[Source data]
◆ ◆ ◆ ◆

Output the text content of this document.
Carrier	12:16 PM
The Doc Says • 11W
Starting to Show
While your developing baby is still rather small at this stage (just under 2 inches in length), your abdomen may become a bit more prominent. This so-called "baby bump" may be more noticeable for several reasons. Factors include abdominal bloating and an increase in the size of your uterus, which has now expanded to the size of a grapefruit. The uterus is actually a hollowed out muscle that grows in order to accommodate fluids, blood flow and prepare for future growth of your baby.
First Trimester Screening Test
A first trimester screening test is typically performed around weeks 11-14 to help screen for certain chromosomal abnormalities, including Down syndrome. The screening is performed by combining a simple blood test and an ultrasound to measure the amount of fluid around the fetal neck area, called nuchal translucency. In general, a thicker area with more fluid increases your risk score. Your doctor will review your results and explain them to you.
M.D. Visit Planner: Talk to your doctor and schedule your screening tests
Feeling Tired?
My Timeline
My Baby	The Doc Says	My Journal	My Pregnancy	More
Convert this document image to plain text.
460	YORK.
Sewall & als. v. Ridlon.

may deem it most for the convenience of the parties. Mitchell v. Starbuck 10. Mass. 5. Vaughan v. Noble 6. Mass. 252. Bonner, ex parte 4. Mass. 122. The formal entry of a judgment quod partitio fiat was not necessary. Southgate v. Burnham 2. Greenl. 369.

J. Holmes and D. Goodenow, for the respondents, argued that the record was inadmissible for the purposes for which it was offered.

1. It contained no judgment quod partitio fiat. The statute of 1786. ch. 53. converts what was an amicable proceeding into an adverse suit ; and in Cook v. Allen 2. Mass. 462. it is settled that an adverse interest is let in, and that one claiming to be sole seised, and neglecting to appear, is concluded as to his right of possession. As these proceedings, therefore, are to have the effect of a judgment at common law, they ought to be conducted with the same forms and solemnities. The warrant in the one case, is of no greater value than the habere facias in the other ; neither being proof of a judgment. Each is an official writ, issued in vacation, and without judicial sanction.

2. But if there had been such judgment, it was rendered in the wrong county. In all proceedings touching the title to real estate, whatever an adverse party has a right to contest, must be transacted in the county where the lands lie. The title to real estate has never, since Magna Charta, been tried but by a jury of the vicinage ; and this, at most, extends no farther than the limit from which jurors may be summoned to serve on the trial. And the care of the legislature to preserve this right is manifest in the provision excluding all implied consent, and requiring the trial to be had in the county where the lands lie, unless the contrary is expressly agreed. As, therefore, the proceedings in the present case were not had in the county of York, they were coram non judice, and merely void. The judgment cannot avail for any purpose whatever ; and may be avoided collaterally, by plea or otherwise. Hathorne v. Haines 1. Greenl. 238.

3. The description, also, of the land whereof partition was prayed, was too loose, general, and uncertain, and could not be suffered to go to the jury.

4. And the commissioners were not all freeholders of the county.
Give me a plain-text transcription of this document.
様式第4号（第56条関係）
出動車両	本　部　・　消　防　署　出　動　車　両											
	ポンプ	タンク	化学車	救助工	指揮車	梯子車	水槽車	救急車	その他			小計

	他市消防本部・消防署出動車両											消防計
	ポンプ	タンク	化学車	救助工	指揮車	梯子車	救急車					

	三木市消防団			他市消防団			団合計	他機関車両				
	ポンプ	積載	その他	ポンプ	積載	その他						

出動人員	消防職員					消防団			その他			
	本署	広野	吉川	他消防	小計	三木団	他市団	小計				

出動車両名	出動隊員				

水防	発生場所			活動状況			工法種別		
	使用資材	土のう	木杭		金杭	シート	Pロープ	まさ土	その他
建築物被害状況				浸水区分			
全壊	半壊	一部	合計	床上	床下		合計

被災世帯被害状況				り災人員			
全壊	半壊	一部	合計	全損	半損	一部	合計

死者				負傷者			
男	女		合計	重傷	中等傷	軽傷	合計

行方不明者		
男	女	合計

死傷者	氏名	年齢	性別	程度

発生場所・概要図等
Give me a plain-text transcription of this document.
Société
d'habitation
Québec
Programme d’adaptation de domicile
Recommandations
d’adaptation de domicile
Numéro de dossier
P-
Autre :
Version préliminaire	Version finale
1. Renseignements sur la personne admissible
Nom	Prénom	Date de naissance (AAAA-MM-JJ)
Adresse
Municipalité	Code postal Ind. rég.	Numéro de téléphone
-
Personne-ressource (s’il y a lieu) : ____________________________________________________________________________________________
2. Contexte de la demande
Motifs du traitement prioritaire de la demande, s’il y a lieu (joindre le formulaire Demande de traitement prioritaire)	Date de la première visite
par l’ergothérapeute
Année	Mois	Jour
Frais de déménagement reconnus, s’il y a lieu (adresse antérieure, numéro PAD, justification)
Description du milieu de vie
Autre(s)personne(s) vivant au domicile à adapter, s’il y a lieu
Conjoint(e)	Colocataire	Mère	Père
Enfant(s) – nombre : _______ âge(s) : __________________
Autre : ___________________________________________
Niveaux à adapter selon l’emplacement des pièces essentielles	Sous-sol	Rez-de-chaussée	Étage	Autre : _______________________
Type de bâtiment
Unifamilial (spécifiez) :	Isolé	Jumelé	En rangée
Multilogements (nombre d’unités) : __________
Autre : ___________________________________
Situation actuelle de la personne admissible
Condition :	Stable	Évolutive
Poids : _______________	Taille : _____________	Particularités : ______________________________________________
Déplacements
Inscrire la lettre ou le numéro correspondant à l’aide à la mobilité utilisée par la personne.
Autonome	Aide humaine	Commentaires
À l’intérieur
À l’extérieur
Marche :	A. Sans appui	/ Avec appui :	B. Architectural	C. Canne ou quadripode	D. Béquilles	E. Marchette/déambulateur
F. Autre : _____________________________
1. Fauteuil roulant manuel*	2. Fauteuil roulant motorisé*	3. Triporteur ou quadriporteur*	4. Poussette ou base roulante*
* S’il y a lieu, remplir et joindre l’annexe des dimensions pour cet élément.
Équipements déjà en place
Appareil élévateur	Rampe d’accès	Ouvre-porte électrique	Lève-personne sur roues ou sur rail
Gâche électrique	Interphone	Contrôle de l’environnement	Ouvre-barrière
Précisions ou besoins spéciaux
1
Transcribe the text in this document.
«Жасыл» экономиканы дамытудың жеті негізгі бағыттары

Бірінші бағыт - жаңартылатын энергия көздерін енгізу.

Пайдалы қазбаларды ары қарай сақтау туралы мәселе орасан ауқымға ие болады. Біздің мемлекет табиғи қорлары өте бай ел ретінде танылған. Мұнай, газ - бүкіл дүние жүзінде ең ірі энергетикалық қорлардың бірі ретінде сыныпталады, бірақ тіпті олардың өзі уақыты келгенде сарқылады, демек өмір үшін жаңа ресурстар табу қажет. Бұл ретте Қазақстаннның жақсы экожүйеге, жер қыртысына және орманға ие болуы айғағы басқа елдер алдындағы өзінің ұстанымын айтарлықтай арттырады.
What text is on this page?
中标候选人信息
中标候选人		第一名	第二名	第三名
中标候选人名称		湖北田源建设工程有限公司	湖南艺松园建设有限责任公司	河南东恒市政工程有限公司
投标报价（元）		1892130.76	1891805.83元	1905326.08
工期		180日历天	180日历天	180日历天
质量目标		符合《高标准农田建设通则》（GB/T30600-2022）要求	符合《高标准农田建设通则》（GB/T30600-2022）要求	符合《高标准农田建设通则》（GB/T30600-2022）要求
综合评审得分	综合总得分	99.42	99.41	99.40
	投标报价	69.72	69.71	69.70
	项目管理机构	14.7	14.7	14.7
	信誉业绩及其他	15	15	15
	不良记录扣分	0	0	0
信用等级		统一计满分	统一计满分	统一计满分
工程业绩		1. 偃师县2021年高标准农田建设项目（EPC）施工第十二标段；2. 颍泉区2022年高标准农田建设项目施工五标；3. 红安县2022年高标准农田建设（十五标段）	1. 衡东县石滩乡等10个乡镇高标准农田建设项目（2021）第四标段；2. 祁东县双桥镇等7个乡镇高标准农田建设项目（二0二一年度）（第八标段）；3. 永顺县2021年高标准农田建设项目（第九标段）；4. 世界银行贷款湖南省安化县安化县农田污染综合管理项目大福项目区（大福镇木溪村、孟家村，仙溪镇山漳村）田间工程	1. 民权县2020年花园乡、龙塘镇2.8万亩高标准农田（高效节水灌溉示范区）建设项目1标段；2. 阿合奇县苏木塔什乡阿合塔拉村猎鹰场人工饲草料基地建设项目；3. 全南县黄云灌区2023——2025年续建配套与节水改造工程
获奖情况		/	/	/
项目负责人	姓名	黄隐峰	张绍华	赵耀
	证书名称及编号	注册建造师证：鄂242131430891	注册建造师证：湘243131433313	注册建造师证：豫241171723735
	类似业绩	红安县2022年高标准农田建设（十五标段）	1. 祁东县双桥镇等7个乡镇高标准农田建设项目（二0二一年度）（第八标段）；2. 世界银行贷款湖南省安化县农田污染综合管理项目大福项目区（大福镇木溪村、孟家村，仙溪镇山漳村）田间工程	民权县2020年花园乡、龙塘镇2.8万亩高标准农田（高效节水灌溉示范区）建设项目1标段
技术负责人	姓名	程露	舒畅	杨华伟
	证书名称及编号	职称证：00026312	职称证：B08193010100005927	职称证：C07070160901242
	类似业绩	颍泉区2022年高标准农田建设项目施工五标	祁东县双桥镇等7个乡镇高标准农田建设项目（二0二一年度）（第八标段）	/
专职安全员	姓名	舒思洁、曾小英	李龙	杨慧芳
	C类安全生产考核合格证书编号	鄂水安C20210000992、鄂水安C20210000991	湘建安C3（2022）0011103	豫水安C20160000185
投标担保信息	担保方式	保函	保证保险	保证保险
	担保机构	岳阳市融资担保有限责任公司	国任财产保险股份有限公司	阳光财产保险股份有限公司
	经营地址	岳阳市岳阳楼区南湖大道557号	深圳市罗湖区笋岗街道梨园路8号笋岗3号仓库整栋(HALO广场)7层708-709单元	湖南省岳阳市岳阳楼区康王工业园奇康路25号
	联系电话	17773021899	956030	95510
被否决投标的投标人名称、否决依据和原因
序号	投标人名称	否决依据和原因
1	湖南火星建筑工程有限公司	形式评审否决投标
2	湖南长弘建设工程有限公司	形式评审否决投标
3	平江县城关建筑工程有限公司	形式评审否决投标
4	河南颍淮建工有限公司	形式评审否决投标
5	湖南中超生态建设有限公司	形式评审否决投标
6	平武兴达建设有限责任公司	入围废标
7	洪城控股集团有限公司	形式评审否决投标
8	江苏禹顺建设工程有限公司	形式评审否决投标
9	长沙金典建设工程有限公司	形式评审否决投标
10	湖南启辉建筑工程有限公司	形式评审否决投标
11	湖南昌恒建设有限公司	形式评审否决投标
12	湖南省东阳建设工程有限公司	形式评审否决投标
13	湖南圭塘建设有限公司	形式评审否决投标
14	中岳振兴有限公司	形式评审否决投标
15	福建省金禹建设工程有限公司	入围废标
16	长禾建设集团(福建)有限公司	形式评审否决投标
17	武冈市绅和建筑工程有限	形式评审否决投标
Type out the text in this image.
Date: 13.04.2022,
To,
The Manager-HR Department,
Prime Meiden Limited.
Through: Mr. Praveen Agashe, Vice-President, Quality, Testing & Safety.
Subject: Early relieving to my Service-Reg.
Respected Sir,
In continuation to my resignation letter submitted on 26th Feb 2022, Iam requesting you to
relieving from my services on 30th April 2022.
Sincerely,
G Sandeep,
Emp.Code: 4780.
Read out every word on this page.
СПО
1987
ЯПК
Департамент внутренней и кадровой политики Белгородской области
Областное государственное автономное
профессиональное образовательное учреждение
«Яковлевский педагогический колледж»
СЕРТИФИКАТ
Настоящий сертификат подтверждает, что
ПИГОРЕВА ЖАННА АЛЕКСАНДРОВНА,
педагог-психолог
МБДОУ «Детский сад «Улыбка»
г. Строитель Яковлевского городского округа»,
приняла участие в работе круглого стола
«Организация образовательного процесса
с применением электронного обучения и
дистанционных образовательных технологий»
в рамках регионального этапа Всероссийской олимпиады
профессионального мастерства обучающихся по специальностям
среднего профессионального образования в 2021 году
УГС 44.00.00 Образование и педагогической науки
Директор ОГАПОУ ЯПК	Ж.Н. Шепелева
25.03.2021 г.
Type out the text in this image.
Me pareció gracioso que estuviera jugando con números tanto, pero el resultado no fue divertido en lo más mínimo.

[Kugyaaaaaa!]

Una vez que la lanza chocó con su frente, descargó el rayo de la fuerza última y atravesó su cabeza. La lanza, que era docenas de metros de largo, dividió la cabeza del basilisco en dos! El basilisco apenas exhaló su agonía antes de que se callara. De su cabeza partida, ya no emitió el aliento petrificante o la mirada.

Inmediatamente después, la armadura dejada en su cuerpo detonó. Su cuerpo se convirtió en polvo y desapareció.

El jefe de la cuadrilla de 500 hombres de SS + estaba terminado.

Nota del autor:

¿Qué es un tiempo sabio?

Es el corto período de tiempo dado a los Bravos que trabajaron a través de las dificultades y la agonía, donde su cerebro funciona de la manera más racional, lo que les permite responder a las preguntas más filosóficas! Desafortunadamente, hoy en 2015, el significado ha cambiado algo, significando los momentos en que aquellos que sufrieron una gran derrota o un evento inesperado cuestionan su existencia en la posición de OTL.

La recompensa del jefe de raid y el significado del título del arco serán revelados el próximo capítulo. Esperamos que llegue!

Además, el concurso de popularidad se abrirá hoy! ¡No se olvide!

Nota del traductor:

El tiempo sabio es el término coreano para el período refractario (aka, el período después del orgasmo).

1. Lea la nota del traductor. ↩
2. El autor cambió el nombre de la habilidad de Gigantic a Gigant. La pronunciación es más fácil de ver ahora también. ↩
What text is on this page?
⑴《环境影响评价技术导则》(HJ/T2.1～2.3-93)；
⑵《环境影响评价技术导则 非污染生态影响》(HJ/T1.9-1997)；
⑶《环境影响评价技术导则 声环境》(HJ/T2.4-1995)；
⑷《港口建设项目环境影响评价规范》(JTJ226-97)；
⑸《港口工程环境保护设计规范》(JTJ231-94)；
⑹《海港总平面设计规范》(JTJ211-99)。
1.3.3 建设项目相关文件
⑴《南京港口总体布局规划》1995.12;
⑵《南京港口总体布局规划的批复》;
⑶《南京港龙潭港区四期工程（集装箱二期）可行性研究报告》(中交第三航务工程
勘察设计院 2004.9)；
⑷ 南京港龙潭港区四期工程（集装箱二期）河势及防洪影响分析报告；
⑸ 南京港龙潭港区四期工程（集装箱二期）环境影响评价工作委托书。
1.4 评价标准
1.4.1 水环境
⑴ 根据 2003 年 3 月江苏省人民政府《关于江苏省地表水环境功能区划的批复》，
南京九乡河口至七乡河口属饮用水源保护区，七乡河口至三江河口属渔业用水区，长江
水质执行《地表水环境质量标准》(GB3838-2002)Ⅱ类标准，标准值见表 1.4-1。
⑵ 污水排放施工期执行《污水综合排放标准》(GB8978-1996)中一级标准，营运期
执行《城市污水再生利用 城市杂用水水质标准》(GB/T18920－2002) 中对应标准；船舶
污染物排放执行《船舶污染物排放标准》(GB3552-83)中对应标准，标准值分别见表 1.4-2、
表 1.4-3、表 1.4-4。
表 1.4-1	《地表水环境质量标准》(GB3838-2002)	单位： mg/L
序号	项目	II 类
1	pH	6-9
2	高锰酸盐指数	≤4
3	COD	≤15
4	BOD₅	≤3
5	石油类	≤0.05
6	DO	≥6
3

◆ ◆ ◆ ◆

TO DO ▸ Examine the records and pull out every line where the string "nombre" occurs.

RESPONSE TO THE TASK ▸
Enfant(s) – nombre : _______ âge(s) : __________________
Multilogements (nombre d’unités) : __________
2. El autor cambió el nombre de la habilidad de Gigantic a Gigant. La pronunciación es más fácil de ver ahora también. ↩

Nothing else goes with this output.